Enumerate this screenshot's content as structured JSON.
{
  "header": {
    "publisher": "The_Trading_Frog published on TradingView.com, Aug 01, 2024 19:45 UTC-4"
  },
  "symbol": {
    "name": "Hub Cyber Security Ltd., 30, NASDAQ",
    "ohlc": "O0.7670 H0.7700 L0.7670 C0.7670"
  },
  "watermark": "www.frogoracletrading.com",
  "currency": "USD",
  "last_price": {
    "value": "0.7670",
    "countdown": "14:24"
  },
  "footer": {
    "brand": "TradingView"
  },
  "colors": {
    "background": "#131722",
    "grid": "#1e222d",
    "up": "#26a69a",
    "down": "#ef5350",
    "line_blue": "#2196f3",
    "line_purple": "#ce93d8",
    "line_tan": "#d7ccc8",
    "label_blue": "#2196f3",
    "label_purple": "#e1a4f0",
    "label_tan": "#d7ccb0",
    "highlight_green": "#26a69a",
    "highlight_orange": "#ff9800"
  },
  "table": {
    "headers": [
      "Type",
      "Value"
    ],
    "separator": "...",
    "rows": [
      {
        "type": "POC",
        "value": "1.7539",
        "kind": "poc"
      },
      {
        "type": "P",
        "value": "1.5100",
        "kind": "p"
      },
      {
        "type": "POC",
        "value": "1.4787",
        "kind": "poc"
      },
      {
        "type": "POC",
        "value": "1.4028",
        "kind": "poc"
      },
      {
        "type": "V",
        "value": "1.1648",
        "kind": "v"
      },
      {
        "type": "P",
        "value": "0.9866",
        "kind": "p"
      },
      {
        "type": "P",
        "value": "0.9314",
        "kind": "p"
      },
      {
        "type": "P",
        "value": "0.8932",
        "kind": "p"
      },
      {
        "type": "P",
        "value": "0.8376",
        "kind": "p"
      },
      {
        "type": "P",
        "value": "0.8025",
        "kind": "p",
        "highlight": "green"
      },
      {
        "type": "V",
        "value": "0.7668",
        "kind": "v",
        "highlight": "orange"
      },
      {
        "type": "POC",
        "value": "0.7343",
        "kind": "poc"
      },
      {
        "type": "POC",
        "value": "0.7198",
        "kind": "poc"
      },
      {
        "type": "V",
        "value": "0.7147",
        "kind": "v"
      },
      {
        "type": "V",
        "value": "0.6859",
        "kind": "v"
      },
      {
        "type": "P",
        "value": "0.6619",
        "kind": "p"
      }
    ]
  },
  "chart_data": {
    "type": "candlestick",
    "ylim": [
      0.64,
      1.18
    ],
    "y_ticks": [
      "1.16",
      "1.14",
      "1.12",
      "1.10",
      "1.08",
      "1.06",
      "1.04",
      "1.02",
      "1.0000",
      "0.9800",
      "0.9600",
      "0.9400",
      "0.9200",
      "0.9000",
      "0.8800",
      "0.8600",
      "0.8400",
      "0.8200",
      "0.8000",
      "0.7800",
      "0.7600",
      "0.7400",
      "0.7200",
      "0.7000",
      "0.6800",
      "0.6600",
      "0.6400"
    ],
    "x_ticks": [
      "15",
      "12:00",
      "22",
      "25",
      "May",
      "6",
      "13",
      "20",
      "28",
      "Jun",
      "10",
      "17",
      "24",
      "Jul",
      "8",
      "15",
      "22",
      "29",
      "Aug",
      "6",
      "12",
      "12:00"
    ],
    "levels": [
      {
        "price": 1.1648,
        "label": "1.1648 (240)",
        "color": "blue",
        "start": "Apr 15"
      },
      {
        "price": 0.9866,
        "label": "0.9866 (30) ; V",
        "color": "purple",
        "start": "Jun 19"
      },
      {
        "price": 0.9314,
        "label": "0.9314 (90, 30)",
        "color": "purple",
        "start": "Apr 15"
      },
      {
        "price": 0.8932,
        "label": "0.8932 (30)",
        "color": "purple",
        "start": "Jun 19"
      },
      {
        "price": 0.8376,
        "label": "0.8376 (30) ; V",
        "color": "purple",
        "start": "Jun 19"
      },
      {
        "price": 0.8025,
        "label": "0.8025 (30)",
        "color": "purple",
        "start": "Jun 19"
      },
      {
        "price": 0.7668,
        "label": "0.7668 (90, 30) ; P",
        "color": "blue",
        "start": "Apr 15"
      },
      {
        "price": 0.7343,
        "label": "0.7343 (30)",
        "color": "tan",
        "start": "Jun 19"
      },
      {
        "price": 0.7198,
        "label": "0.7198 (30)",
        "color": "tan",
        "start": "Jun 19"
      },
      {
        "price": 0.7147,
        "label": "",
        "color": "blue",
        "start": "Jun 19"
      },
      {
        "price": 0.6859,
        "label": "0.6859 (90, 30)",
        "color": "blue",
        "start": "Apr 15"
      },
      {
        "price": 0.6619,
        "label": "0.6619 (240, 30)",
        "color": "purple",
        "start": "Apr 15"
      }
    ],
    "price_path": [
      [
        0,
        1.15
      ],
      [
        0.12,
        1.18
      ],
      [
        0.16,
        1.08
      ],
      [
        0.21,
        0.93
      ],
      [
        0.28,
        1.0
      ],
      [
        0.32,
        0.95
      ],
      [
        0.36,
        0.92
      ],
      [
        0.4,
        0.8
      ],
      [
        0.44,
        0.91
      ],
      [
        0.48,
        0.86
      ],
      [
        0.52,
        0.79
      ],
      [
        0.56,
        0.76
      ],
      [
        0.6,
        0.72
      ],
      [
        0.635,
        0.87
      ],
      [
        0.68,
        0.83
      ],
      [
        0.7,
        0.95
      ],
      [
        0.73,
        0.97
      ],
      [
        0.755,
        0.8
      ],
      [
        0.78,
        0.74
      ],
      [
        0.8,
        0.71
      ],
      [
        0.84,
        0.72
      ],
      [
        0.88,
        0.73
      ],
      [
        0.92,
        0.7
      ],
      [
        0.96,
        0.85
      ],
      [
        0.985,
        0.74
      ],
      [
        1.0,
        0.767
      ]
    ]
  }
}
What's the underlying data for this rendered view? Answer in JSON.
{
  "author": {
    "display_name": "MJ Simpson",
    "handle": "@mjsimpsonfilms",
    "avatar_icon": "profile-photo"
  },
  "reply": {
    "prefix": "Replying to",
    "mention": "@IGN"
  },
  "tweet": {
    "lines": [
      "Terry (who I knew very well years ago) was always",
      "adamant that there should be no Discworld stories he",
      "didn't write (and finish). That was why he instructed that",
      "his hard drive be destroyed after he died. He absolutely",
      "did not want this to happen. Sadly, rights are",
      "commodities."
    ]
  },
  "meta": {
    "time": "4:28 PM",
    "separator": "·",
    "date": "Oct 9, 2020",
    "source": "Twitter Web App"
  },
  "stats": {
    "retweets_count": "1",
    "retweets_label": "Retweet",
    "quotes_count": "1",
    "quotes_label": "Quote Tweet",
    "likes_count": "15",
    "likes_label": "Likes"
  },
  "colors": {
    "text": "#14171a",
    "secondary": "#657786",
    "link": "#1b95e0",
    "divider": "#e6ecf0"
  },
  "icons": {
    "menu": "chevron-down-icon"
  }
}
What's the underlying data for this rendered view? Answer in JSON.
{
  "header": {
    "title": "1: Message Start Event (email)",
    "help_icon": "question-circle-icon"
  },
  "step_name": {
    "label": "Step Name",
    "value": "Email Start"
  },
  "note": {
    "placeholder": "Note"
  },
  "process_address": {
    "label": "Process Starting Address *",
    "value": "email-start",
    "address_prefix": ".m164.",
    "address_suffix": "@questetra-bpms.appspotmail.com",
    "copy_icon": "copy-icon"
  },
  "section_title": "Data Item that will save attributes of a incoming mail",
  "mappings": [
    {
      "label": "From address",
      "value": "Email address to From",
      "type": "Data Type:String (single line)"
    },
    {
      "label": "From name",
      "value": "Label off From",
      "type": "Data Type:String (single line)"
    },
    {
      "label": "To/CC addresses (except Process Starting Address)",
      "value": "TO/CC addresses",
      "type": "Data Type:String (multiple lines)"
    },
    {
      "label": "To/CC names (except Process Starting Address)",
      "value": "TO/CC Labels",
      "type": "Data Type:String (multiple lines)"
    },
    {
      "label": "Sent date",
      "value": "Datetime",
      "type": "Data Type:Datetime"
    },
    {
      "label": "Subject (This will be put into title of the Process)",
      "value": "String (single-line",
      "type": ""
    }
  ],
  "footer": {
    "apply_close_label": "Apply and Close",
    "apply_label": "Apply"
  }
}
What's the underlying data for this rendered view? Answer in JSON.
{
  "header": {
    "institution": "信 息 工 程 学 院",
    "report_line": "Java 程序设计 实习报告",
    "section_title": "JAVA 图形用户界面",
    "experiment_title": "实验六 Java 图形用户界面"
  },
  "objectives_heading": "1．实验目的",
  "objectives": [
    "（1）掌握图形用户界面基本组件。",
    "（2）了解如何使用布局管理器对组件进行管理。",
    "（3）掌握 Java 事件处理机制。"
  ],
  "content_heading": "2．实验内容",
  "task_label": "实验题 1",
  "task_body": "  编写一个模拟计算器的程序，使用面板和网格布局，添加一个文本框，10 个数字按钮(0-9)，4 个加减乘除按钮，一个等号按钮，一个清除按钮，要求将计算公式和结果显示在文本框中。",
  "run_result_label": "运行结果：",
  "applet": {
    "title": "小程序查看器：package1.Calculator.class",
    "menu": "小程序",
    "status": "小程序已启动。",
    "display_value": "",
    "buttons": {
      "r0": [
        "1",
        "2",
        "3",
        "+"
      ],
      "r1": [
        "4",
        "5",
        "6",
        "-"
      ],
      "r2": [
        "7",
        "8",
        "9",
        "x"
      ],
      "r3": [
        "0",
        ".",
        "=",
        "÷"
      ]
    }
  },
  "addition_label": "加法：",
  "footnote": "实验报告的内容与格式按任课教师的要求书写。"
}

· · ·

# Problem description
Collect every line with the string "Starting" from the records, and copy each.

# Problem solution
    "label": "Process Starting Address *",
      "label": "To/CC addresses (except Process Starting Address)",
      "label": "To/CC names (except Process Starting Address)",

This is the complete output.